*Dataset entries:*

::::

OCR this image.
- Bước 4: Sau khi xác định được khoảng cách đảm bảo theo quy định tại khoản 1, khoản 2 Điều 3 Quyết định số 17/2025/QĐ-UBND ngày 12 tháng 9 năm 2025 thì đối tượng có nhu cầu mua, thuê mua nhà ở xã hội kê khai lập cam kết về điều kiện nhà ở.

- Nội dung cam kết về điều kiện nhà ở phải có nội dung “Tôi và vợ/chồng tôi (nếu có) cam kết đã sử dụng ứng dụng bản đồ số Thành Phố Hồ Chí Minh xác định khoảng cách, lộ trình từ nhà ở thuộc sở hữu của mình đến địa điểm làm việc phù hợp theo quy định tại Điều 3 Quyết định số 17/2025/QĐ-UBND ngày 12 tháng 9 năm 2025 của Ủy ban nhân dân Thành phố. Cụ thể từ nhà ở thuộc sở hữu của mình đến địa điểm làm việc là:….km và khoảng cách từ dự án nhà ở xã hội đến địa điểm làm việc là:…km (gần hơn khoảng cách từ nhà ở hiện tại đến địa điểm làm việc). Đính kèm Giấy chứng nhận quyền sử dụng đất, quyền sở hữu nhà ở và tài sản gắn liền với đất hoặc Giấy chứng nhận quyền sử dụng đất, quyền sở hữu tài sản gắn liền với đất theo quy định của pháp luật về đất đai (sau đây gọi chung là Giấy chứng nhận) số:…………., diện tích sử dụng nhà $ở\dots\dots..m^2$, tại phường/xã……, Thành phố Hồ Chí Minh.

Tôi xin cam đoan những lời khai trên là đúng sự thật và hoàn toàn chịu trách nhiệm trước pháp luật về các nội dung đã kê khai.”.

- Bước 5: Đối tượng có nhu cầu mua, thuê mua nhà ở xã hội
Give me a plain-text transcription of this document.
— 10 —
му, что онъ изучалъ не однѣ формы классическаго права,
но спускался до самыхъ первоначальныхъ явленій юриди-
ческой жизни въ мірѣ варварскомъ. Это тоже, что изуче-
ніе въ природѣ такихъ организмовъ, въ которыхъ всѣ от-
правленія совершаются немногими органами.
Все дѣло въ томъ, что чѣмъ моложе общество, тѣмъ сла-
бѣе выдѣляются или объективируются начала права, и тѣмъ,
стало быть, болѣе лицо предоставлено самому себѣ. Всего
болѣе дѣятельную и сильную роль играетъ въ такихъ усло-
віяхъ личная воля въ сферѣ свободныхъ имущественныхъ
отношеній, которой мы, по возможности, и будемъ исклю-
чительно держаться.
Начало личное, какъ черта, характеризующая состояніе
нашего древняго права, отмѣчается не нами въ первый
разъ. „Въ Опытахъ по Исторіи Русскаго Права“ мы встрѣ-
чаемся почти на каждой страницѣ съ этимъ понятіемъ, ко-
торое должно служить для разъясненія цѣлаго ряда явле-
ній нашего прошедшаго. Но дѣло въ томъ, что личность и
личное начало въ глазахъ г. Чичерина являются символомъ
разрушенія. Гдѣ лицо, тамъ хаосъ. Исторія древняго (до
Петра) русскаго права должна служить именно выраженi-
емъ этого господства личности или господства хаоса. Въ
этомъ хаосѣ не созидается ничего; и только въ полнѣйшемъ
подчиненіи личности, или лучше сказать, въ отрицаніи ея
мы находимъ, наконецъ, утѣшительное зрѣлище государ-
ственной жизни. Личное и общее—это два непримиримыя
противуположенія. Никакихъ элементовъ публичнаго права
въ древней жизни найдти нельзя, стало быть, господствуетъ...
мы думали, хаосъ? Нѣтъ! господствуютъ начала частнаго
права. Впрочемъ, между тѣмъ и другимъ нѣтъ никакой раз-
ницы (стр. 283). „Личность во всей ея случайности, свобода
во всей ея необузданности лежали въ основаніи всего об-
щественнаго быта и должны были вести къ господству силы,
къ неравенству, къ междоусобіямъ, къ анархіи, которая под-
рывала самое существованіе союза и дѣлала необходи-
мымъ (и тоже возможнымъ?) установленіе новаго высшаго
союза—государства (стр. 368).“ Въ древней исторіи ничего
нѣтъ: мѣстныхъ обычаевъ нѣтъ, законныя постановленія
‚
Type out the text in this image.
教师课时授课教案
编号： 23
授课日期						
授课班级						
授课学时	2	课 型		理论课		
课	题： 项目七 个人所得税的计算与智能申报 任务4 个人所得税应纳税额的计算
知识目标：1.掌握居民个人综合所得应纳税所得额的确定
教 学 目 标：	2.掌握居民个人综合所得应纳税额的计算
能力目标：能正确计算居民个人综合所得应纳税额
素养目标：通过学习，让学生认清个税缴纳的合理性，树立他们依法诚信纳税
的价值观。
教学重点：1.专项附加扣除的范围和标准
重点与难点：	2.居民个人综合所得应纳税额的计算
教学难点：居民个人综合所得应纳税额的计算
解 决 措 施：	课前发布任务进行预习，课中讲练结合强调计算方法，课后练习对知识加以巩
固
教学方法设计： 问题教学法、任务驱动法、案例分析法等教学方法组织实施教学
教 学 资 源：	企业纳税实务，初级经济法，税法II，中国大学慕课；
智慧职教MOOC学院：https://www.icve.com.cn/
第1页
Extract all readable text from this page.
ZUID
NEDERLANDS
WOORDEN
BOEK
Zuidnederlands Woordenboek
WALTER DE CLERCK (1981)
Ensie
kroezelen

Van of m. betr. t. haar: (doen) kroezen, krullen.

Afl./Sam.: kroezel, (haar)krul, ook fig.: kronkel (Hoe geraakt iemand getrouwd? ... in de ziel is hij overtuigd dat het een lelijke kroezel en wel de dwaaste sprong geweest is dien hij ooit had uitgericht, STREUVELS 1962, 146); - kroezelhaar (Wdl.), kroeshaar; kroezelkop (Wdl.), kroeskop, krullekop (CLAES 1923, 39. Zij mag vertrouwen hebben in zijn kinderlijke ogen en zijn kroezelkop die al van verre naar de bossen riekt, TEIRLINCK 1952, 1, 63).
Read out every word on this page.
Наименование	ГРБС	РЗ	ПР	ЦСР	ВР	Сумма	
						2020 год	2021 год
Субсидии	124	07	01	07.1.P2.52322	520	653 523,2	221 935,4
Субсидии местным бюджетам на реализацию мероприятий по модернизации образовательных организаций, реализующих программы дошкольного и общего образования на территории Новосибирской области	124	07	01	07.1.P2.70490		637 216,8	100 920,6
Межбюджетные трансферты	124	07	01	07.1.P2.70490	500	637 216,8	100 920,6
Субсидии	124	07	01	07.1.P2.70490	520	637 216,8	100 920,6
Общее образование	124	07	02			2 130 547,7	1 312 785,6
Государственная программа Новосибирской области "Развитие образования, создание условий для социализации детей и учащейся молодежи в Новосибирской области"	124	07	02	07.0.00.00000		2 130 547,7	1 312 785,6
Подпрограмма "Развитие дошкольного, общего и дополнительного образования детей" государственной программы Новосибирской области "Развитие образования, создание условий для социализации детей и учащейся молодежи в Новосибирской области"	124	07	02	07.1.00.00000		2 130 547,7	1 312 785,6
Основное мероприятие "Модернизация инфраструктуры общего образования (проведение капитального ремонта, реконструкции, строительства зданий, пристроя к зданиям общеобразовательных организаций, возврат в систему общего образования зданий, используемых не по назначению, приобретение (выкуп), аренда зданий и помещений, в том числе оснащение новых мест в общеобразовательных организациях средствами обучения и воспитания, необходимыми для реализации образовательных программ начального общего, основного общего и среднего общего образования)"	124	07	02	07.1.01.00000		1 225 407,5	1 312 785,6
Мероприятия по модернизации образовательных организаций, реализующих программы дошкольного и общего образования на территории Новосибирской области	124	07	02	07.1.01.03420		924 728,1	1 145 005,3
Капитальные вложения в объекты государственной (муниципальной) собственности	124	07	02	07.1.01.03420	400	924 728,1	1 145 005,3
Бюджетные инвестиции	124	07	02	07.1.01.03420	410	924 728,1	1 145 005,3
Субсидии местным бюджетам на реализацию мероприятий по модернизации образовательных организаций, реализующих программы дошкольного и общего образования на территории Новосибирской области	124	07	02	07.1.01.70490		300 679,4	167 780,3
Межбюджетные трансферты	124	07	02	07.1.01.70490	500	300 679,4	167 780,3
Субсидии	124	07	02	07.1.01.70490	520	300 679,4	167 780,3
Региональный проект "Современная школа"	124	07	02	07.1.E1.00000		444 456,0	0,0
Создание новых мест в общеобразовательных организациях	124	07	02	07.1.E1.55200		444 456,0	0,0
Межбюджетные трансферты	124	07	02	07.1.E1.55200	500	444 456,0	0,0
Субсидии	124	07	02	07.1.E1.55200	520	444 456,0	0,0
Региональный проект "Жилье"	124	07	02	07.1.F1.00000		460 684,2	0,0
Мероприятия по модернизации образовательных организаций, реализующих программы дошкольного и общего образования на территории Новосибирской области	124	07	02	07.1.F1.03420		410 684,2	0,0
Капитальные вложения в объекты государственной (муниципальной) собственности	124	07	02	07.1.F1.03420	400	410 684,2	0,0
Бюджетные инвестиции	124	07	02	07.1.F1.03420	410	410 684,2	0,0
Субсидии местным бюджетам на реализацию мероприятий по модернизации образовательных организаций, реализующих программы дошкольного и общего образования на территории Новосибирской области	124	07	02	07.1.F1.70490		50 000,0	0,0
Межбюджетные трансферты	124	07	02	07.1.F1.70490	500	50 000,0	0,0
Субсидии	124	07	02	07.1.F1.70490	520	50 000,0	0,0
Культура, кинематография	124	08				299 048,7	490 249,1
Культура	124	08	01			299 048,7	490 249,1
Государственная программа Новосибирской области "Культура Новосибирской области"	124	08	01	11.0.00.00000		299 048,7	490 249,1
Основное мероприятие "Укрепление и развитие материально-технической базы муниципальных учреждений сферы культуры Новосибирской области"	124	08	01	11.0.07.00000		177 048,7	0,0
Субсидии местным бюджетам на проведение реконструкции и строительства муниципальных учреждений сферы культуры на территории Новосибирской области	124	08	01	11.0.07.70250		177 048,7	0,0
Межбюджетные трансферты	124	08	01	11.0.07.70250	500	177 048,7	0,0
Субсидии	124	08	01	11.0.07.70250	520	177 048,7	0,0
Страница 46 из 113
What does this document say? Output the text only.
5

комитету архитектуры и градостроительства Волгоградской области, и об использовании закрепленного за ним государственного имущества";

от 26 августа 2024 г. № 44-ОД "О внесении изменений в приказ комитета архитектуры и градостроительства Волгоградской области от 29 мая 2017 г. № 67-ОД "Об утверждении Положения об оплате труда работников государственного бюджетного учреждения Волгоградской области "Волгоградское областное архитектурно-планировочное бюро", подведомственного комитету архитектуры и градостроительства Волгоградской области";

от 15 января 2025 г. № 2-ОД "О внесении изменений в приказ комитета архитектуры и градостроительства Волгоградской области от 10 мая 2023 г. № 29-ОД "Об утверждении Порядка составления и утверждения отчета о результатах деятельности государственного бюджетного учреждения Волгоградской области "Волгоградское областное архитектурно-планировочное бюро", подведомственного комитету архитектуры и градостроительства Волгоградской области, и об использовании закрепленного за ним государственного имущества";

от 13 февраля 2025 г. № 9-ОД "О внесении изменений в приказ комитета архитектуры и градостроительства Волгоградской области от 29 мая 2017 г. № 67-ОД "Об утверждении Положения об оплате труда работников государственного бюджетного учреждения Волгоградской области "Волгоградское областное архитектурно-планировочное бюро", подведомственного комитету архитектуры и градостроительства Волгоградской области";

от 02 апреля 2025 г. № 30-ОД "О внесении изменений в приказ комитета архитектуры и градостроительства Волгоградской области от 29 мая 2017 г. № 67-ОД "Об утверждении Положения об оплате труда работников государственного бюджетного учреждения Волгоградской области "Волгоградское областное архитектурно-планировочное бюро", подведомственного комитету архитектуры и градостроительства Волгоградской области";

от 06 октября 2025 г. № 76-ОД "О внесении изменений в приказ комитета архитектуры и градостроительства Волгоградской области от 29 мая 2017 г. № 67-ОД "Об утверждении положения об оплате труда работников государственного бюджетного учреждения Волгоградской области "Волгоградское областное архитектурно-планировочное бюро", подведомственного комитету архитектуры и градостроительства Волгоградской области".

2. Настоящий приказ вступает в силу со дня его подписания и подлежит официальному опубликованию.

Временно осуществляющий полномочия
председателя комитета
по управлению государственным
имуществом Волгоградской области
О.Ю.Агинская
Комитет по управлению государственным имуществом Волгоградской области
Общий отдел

::::

*THE TASK:* Give only the number of lines in the data that include the string "ничего".

*TASK OUTPUT:* 2